Quote every line below exactly as it reads.

*** Material for this task

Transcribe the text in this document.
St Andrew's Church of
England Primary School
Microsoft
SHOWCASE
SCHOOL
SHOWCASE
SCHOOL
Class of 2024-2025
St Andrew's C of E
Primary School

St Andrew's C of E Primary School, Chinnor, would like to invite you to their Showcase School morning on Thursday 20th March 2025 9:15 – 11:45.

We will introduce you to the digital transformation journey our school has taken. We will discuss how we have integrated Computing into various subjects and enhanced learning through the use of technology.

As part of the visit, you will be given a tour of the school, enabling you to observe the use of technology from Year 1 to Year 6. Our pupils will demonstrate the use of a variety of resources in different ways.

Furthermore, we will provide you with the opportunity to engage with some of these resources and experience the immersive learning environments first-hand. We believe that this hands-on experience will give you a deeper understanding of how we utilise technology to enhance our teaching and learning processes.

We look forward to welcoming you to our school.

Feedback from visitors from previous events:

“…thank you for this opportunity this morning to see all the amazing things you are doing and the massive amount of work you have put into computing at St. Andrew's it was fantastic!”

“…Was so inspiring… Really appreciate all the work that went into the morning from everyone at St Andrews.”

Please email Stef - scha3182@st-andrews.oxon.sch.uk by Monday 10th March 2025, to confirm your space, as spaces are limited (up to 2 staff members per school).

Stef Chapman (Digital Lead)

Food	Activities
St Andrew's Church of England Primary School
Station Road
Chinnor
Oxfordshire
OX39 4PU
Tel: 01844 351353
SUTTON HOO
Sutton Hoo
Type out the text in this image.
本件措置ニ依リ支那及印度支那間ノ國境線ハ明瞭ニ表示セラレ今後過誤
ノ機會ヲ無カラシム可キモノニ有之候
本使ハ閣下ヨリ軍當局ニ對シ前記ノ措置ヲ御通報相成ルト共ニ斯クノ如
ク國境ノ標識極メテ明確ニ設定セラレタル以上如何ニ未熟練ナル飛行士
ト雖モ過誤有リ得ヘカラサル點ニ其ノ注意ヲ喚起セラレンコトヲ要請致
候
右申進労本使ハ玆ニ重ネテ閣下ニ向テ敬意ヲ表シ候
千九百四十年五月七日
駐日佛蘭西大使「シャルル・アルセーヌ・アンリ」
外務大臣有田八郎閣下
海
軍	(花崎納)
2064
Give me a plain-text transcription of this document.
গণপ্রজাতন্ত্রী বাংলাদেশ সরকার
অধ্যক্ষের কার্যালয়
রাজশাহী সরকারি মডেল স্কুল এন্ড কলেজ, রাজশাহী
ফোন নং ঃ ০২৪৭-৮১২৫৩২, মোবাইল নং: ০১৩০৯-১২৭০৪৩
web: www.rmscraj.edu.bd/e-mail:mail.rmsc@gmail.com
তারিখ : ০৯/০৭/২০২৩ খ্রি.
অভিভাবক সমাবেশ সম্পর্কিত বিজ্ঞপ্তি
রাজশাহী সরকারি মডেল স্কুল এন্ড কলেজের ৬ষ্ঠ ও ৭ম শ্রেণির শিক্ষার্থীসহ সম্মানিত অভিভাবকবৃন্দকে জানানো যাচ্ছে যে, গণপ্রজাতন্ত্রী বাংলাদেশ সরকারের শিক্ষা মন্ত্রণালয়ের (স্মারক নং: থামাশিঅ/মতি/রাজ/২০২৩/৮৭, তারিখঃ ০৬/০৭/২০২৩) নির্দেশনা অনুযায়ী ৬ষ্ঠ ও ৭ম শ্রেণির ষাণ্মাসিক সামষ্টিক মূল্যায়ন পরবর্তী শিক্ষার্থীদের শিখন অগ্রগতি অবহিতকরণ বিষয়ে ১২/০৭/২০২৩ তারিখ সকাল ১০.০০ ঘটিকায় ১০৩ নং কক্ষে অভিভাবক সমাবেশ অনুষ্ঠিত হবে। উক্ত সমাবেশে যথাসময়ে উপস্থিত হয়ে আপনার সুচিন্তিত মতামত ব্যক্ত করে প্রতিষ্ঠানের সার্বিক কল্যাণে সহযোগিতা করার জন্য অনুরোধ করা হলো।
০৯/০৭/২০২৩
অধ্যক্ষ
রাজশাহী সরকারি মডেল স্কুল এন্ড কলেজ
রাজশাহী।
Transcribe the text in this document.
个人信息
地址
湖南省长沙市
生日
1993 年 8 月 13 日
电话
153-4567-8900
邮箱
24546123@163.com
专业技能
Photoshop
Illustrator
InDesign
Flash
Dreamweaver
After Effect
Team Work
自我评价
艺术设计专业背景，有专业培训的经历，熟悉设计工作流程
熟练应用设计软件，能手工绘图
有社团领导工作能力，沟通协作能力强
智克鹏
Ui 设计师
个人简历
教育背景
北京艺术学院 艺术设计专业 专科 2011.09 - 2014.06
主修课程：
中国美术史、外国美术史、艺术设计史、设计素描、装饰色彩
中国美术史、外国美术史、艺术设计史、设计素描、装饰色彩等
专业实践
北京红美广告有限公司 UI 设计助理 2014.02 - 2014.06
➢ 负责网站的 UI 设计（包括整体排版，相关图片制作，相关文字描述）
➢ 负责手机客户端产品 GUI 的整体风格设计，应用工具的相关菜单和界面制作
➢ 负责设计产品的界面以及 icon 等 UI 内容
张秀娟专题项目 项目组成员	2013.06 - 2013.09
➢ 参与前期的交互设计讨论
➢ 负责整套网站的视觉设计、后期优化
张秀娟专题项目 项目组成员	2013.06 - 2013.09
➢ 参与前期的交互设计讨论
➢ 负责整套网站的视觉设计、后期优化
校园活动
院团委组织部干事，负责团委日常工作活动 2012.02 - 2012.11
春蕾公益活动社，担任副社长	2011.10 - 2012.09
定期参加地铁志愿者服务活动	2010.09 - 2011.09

******

- **Completed task**:
Transcribe the text in this document.
St Andrew's Church of
England Primary School
Microsoft
SHOWCASE
SCHOOL
SHOWCASE
SCHOOL
Class of 2024-2025
St Andrew's C of E
Primary School

St Andrew's C of E Primary School, Chinnor, would like to invite you to their Showcase School morning on Thursday 20th March 2025 9:15 – 11:45.

We will introduce you to the digital transformation journey our school has taken. We will discuss how we have integrated Computing into various subjects and enhanced learning through the use of technology.

As part of the visit, you will be given a tour of the school, enabling you to observe the use of technology from Year 1 to Year 6. Our pupils will demonstrate the use of a variety of resources in different ways.

Furthermore, we will provide you with the opportunity to engage with some of these resources and experience the immersive learning environments first-hand. We believe that this hands-on experience will give you a deeper understanding of how we utilise technology to enhance our teaching and learning processes.

We look forward to welcoming you to our school.

Feedback from visitors from previous events:

“…thank you for this opportunity this morning to see all the amazing things you are doing and the massive amount of work you have put into computing at St. Andrew's it was fantastic!”

“…Was so inspiring… Really appreciate all the work that went into the morning from everyone at St Andrews.”

Please email Stef - scha3182@st-andrews.oxon.sch.uk by Monday 10th March 2025, to confirm your space, as spaces are limited (up to 2 staff members per school).

Stef Chapman (Digital Lead)

Food	Activities
St Andrew's Church of England Primary School
Station Road
Chinnor
Oxfordshire
OX39 4PU
Tel: 01844 351353
SUTTON HOO
Sutton Hoo
Type out the text in this image.
本件措置ニ依リ支那及印度支那間ノ國境線ハ明瞭ニ表示セラレ今後過誤
ノ機會ヲ無カラシム可キモノニ有之候
本使ハ閣下ヨリ軍當局ニ對シ前記ノ措置ヲ御通報相成ルト共ニ斯クノ如
ク國境ノ標識極メテ明確ニ設定セラレタル以上如何ニ未熟練ナル飛行士
ト雖モ過誤有リ得ヘカラサル點ニ其ノ注意ヲ喚起セラレンコトヲ要請致
候
右申進労本使ハ玆ニ重ネテ閣下ニ向テ敬意ヲ表シ候
千九百四十年五月七日
駐日佛蘭西大使「シャルル・アルセーヌ・アンリ」
外務大臣有田八郎閣下
海
軍	(花崎納)
2064
Give me a plain-text transcription of this document.
গণপ্রজাতন্ত্রী বাংলাদেশ সরকার
অধ্যক্ষের কার্যালয়
রাজশাহী সরকারি মডেল স্কুল এন্ড কলেজ, রাজশাহী
ফোন নং ঃ ০২৪৭-৮১২৫৩২, মোবাইল নং: ০১৩০৯-১২৭০৪৩
web: www.rmscraj.edu.bd/e-mail:mail.rmsc@gmail.com
তারিখ : ০৯/০৭/২০২৩ খ্রি.
অভিভাবক সমাবেশ সম্পর্কিত বিজ্ঞপ্তি
রাজশাহী সরকারি মডেল স্কুল এন্ড কলেজের ৬ষ্ঠ ও ৭ম শ্রেণির শিক্ষার্থীসহ সম্মানিত অভিভাবকবৃন্দকে জানানো যাচ্ছে যে, গণপ্রজাতন্ত্রী বাংলাদেশ সরকারের শিক্ষা মন্ত্রণালয়ের (স্মারক নং: থামাশিঅ/মতি/রাজ/২০২৩/৮৭, তারিখঃ ০৬/০৭/২০২৩) নির্দেশনা অনুযায়ী ৬ষ্ঠ ও ৭ম শ্রেণির ষাণ্মাসিক সামষ্টিক মূল্যায়ন পরবর্তী শিক্ষার্থীদের শিখন অগ্রগতি অবহিতকরণ বিষয়ে ১২/০৭/২০২৩ তারিখ সকাল ১০.০০ ঘটিকায় ১০৩ নং কক্ষে অভিভাবক সমাবেশ অনুষ্ঠিত হবে। উক্ত সমাবেশে যথাসময়ে উপস্থিত হয়ে আপনার সুচিন্তিত মতামত ব্যক্ত করে প্রতিষ্ঠানের সার্বিক কল্যাণে সহযোগিতা করার জন্য অনুরোধ করা হলো।
০৯/০৭/২০২৩
অধ্যক্ষ
রাজশাহী সরকারি মডেল স্কুল এন্ড কলেজ
রাজশাহী।
Transcribe the text in this document.
个人信息
地址
湖南省长沙市
生日
1993 年 8 月 13 日
电话
153-4567-8900
邮箱
24546123@163.com
专业技能
Photoshop
Illustrator
InDesign
Flash
Dreamweaver
After Effect
Team Work
自我评价
艺术设计专业背景，有专业培训的经历，熟悉设计工作流程
熟练应用设计软件，能手工绘图
有社团领导工作能力，沟通协作能力强
智克鹏
Ui 设计师
个人简历
教育背景
北京艺术学院 艺术设计专业 专科 2011.09 - 2014.06
主修课程：
中国美术史、外国美术史、艺术设计史、设计素描、装饰色彩
中国美术史、外国美术史、艺术设计史、设计素描、装饰色彩等
专业实践
北京红美广告有限公司 UI 设计助理 2014.02 - 2014.06
➢ 负责网站的 UI 设计（包括整体排版，相关图片制作，相关文字描述）
➢ 负责手机客户端产品 GUI 的整体风格设计，应用工具的相关菜单和界面制作
➢ 负责设计产品的界面以及 icon 等 UI 内容
张秀娟专题项目 项目组成员	2013.06 - 2013.09
➢ 参与前期的交互设计讨论
➢ 负责整套网站的视觉设计、后期优化
张秀娟专题项目 项目组成员	2013.06 - 2013.09
➢ 参与前期的交互设计讨论
➢ 负责整套网站的视觉设计、后期优化
校园活动
院团委组织部干事，负责团委日常工作活动 2012.02 - 2012.11
春蕾公益活动社，担任副社长	2011.10 - 2012.09
定期参加地铁志愿者服务活动	2010.09 - 2011.09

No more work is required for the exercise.